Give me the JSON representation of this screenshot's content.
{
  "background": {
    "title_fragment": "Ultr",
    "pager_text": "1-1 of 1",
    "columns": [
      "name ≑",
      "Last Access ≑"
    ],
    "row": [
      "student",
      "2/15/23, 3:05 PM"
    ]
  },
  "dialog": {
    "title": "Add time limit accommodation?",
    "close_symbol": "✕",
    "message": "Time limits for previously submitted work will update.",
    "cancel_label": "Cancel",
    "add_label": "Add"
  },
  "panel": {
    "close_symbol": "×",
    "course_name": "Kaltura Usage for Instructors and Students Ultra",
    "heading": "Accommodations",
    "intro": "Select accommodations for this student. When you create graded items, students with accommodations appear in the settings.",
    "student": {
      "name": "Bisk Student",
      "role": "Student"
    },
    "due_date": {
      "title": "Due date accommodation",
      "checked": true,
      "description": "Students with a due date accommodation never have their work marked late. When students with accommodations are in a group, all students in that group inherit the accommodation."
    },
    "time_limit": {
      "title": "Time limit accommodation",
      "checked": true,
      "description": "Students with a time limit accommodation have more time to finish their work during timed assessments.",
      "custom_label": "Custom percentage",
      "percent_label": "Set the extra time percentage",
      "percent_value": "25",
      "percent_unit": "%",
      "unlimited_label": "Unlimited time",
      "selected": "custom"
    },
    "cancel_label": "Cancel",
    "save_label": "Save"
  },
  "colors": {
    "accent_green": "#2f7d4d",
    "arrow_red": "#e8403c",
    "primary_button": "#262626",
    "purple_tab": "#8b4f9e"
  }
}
....
• [WHAT TO DO]:
Repeat every record, exactly as written.

• [WRITTEN RESPONSE]:
Give me the JSON representation of this screenshot's content.
{
  "background": {
    "title_fragment": "Ultr",
    "pager_text": "1-1 of 1",
    "columns": [
      "name ≑",
      "Last Access ≑"
    ],
    "row": [
      "student",
      "2/15/23, 3:05 PM"
    ]
  },
  "dialog": {
    "title": "Add time limit accommodation?",
    "close_symbol": "✕",
    "message": "Time limits for previously submitted work will update.",
    "cancel_label": "Cancel",
    "add_label": "Add"
  },
  "panel": {
    "close_symbol": "×",
    "course_name": "Kaltura Usage for Instructors and Students Ultra",
    "heading": "Accommodations",
    "intro": "Select accommodations for this student. When you create graded items, students with accommodations appear in the settings.",
    "student": {
      "name": "Bisk Student",
      "role": "Student"
    },
    "due_date": {
      "title": "Due date accommodation",
      "checked": true,
      "description": "Students with a due date accommodation never have their work marked late. When students with accommodations are in a group, all students in that group inherit the accommodation."
    },
    "time_limit": {
      "title": "Time limit accommodation",
      "checked": true,
      "description": "Students with a time limit accommodation have more time to finish their work during timed assessments.",
      "custom_label": "Custom percentage",
      "percent_label": "Set the extra time percentage",
      "percent_value": "25",
      "percent_unit": "%",
      "unlimited_label": "Unlimited time",
      "selected": "custom"
    },
    "cancel_label": "Cancel",
    "save_label": "Save"
  },
  "colors": {
    "accent_green": "#2f7d4d",
    "arrow_red": "#e8403c",
    "primary_button": "#262626",
    "purple_tab": "#8b4f9e"
  }
}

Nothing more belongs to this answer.